## [Records for this task]
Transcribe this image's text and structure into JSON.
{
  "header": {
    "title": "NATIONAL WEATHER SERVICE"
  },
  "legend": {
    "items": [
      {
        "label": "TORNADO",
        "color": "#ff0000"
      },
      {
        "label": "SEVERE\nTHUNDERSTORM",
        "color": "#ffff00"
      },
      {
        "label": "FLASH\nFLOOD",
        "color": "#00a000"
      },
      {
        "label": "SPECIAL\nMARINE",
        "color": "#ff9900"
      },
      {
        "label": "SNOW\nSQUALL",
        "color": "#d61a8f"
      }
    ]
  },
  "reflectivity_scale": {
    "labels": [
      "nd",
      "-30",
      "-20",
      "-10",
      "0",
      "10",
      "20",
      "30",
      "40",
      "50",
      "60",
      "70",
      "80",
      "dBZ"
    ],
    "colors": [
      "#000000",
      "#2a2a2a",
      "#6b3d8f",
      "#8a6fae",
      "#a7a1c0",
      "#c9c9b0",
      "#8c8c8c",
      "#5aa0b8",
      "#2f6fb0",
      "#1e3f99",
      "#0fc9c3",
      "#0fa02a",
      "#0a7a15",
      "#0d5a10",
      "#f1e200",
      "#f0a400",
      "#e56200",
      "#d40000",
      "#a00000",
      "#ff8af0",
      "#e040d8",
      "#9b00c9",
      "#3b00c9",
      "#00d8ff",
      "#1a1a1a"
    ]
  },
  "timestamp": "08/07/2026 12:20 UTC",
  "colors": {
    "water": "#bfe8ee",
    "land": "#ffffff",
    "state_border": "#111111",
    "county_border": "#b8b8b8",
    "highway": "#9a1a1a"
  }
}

## [Problem to solve]
Extract the full listing and reproduce each line exactly.

## [Correct response]
Transcribe this image's text and structure into JSON.
{
  "header": {
    "title": "NATIONAL WEATHER SERVICE"
  },
  "legend": {
    "items": [
      {
        "label": "TORNADO",
        "color": "#ff0000"
      },
      {
        "label": "SEVERE\nTHUNDERSTORM",
        "color": "#ffff00"
      },
      {
        "label": "FLASH\nFLOOD",
        "color": "#00a000"
      },
      {
        "label": "SPECIAL\nMARINE",
        "color": "#ff9900"
      },
      {
        "label": "SNOW\nSQUALL",
        "color": "#d61a8f"
      }
    ]
  },
  "reflectivity_scale": {
    "labels": [
      "nd",
      "-30",
      "-20",
      "-10",
      "0",
      "10",
      "20",
      "30",
      "40",
      "50",
      "60",
      "70",
      "80",
      "dBZ"
    ],
    "colors": [
      "#000000",
      "#2a2a2a",
      "#6b3d8f",
      "#8a6fae",
      "#a7a1c0",
      "#c9c9b0",
      "#8c8c8c",
      "#5aa0b8",
      "#2f6fb0",
      "#1e3f99",
      "#0fc9c3",
      "#0fa02a",
      "#0a7a15",
      "#0d5a10",
      "#f1e200",
      "#f0a400",
      "#e56200",
      "#d40000",
      "#a00000",
      "#ff8af0",
      "#e040d8",
      "#9b00c9",
      "#3b00c9",
      "#00d8ff",
      "#1a1a1a"
    ]
  },
  "timestamp": "08/07/2026 12:20 UTC",
  "colors": {
    "water": "#bfe8ee",
    "land": "#ffffff",
    "state_border": "#111111",
    "county_border": "#b8b8b8",
    "highway": "#9a1a1a"
  }
}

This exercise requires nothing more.